Reproduce the records below in their entirety, character for character.

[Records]
++++++++

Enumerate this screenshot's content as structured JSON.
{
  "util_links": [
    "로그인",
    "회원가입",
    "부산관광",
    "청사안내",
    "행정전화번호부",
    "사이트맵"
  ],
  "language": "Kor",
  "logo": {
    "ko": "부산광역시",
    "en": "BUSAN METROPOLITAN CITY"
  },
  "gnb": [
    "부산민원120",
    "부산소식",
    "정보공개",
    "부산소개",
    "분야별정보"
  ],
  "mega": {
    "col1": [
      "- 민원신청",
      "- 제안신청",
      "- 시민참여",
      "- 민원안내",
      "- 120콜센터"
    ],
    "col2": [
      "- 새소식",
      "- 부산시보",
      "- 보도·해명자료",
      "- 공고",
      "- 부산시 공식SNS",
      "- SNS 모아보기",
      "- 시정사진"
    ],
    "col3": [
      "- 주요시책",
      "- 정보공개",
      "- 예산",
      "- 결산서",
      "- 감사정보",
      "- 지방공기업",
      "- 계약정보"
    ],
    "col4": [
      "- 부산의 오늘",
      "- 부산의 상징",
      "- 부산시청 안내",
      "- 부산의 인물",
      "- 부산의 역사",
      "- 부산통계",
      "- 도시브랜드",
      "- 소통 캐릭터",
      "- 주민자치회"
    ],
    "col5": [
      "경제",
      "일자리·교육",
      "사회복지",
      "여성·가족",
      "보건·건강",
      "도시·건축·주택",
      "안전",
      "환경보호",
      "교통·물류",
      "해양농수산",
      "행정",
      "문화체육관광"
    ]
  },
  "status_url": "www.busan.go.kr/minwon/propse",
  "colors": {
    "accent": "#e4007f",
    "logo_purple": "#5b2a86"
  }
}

++++++++

▶ Expected answer:
Enumerate this screenshot's content as structured JSON.
{
  "util_links": [
    "로그인",
    "회원가입",
    "부산관광",
    "청사안내",
    "행정전화번호부",
    "사이트맵"
  ],
  "language": "Kor",
  "logo": {
    "ko": "부산광역시",
    "en": "BUSAN METROPOLITAN CITY"
  },
  "gnb": [
    "부산민원120",
    "부산소식",
    "정보공개",
    "부산소개",
    "분야별정보"
  ],
  "mega": {
    "col1": [
      "- 민원신청",
      "- 제안신청",
      "- 시민참여",
      "- 민원안내",
      "- 120콜센터"
    ],
    "col2": [
      "- 새소식",
      "- 부산시보",
      "- 보도·해명자료",
      "- 공고",
      "- 부산시 공식SNS",
      "- SNS 모아보기",
      "- 시정사진"
    ],
    "col3": [
      "- 주요시책",
      "- 정보공개",
      "- 예산",
      "- 결산서",
      "- 감사정보",
      "- 지방공기업",
      "- 계약정보"
    ],
    "col4": [
      "- 부산의 오늘",
      "- 부산의 상징",
      "- 부산시청 안내",
      "- 부산의 인물",
      "- 부산의 역사",
      "- 부산통계",
      "- 도시브랜드",
      "- 소통 캐릭터",
      "- 주민자치회"
    ],
    "col5": [
      "경제",
      "일자리·교육",
      "사회복지",
      "여성·가족",
      "보건·건강",
      "도시·건축·주택",
      "안전",
      "환경보호",
      "교통·물류",
      "해양농수산",
      "행정",
      "문화체육관광"
    ]
  },
  "status_url": "www.busan.go.kr/minwon/propse",
  "colors": {
    "accent": "#e4007f",
    "logo_purple": "#5b2a86"
  }
}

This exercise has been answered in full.